## Provided entries

::::::::

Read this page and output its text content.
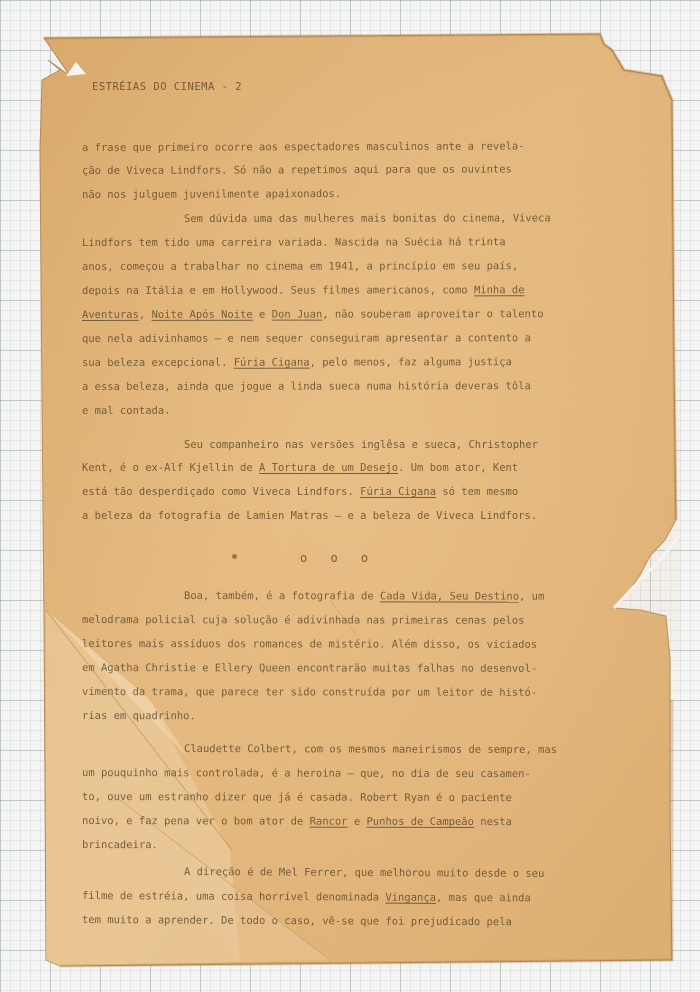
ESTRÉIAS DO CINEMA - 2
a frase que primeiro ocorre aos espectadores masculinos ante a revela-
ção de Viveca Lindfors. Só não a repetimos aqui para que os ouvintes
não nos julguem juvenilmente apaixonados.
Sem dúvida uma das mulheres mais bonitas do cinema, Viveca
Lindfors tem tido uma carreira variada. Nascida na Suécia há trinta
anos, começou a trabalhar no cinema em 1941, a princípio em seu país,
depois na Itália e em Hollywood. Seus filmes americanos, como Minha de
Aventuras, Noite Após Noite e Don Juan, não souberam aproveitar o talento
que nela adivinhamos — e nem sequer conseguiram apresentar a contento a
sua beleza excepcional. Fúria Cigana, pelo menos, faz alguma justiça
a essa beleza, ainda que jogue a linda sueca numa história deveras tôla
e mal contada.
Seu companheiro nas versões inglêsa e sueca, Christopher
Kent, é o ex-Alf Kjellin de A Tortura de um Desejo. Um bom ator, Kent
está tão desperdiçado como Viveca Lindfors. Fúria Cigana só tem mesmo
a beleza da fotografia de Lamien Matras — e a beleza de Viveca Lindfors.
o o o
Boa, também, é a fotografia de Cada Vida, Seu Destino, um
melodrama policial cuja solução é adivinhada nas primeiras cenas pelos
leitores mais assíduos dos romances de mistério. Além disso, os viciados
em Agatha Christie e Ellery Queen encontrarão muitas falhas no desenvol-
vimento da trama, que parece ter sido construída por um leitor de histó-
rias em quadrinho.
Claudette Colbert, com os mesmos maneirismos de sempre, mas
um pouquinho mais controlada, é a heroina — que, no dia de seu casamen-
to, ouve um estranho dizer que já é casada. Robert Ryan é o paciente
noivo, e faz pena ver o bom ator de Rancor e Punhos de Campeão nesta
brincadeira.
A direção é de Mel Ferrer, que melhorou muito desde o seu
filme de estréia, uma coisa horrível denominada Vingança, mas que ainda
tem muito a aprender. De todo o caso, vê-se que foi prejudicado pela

::::::::

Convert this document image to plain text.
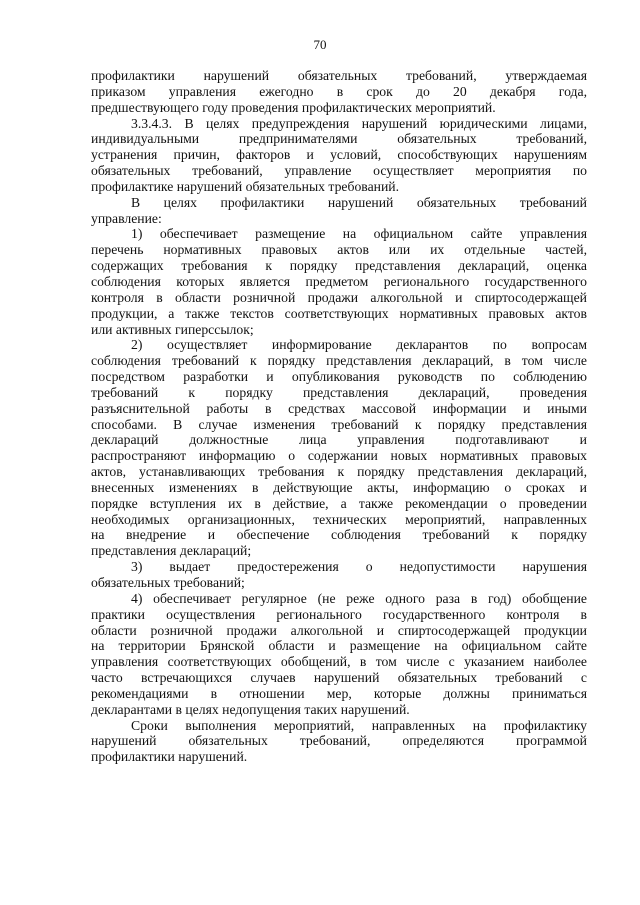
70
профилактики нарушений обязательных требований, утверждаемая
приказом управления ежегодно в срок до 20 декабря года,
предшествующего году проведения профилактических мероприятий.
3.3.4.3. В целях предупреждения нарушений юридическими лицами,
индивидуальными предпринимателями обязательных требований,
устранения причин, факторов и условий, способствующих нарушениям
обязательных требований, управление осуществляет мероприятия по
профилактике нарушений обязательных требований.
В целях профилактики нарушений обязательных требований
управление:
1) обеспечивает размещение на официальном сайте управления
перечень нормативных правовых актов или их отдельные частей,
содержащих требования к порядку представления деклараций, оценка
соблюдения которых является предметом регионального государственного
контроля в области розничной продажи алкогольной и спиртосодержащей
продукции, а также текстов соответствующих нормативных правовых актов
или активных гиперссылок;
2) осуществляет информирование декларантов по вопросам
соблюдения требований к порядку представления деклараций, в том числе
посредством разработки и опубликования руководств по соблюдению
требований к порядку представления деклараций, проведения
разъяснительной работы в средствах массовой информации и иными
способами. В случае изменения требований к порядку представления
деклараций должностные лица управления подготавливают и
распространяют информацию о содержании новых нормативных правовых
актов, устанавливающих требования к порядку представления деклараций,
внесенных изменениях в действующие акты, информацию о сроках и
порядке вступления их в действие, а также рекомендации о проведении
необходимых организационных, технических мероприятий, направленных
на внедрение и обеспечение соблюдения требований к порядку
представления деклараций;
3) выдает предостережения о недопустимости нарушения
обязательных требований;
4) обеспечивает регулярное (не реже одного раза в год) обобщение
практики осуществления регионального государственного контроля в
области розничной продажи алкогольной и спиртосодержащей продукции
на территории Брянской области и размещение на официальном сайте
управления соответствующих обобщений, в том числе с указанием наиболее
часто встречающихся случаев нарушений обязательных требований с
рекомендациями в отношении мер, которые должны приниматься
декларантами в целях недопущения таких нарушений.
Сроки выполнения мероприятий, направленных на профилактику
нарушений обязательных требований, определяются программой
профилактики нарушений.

::::::::

## Aim of the task
Copy every line of the listing that includes the string "целях".

## Answer to this problem
3.3.4.3. В целях предупреждения нарушений юридическими лицами,
В целях профилактики нарушений обязательных требований
декларантами в целях недопущения таких нарушений.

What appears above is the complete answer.